= Exercise goal =
Return nothing but the lines from the line containing "Convert this chart to structured JSON data." through the last line of the records, reproduced exactly.

= Provided data =

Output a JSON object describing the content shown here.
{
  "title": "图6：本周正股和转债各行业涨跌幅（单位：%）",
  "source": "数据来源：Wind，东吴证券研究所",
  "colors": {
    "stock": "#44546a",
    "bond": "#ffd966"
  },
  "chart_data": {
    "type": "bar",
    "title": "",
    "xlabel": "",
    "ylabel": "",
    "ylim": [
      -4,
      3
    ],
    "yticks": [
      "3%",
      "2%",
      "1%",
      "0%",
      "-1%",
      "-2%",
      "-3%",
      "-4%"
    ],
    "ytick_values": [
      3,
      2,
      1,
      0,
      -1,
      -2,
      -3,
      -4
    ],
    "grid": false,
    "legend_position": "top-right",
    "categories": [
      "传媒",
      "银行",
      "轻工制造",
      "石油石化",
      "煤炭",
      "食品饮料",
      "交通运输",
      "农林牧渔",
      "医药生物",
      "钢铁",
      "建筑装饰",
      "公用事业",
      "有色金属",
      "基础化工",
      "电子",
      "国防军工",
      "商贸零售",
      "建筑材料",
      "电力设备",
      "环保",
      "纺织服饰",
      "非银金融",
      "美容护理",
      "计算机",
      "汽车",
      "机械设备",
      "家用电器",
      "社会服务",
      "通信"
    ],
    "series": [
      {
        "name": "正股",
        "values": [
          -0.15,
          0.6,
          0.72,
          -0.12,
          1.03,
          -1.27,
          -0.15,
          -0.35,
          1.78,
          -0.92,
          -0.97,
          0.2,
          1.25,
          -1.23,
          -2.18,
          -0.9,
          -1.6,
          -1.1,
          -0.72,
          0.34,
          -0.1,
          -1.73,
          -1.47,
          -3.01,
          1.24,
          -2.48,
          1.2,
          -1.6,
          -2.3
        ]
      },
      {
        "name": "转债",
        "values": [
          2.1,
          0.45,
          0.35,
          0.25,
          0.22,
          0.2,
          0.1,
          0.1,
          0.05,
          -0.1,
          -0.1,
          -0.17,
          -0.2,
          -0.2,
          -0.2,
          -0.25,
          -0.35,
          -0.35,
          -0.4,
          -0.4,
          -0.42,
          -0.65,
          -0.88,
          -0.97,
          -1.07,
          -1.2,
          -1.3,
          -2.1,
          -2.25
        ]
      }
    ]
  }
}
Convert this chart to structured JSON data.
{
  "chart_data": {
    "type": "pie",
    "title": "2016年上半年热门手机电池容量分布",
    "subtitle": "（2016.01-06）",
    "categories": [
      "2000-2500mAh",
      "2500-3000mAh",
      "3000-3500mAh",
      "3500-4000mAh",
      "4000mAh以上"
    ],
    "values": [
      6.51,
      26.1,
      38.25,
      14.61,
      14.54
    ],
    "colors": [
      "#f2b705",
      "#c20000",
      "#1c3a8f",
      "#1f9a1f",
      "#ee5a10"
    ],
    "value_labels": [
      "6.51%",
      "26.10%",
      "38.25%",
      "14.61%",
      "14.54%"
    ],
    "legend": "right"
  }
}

= Output of the task =
Convert this chart to structured JSON data.
{
  "chart_data": {
    "type": "pie",
    "title": "2016年上半年热门手机电池容量分布",
    "subtitle": "（2016.01-06）",
    "categories": [
      "2000-2500mAh",
      "2500-3000mAh",
      "3000-3500mAh",
      "3500-4000mAh",
      "4000mAh以上"
    ],
    "values": [
      6.51,
      26.1,
      38.25,
      14.61,
      14.54
    ],
    "colors": [
      "#f2b705",
      "#c20000",
      "#1c3a8f",
      "#1f9a1f",
      "#ee5a10"
    ],
    "value_labels": [
      "6.51%",
      "26.10%",
      "38.25%",
      "14.61%",
      "14.54%"
    ],
    "legend": "right"
  }
}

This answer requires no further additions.